[Records excerpted from a collection]
· · · · · · ·
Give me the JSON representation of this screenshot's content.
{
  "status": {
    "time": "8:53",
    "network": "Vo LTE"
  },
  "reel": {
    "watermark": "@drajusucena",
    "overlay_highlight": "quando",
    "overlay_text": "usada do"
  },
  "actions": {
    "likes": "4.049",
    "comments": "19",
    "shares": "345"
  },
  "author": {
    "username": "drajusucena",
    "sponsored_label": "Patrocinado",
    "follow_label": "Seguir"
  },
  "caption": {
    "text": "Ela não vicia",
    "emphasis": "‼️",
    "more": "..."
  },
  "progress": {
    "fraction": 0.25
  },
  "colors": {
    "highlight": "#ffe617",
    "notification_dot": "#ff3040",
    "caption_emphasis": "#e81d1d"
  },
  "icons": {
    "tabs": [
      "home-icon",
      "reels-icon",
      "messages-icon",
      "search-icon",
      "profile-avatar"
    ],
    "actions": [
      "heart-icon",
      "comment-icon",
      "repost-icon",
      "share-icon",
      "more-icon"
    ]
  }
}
· · · · · · ·
* Problem: Set down all of the records shown above once more, exactly.

* The solution:
Give me the JSON representation of this screenshot's content.
{
  "status": {
    "time": "8:53",
    "network": "Vo LTE"
  },
  "reel": {
    "watermark": "@drajusucena",
    "overlay_highlight": "quando",
    "overlay_text": "usada do"
  },
  "actions": {
    "likes": "4.049",
    "comments": "19",
    "shares": "345"
  },
  "author": {
    "username": "drajusucena",
    "sponsored_label": "Patrocinado",
    "follow_label": "Seguir"
  },
  "caption": {
    "text": "Ela não vicia",
    "emphasis": "‼️",
    "more": "..."
  },
  "progress": {
    "fraction": 0.25
  },
  "colors": {
    "highlight": "#ffe617",
    "notification_dot": "#ff3040",
    "caption_emphasis": "#e81d1d"
  },
  "icons": {
    "tabs": [
      "home-icon",
      "reels-icon",
      "messages-icon",
      "search-icon",
      "profile-avatar"
    ],
    "actions": [
      "heart-icon",
      "comment-icon",
      "repost-icon",
      "share-icon",
      "more-icon"
    ]
  }
}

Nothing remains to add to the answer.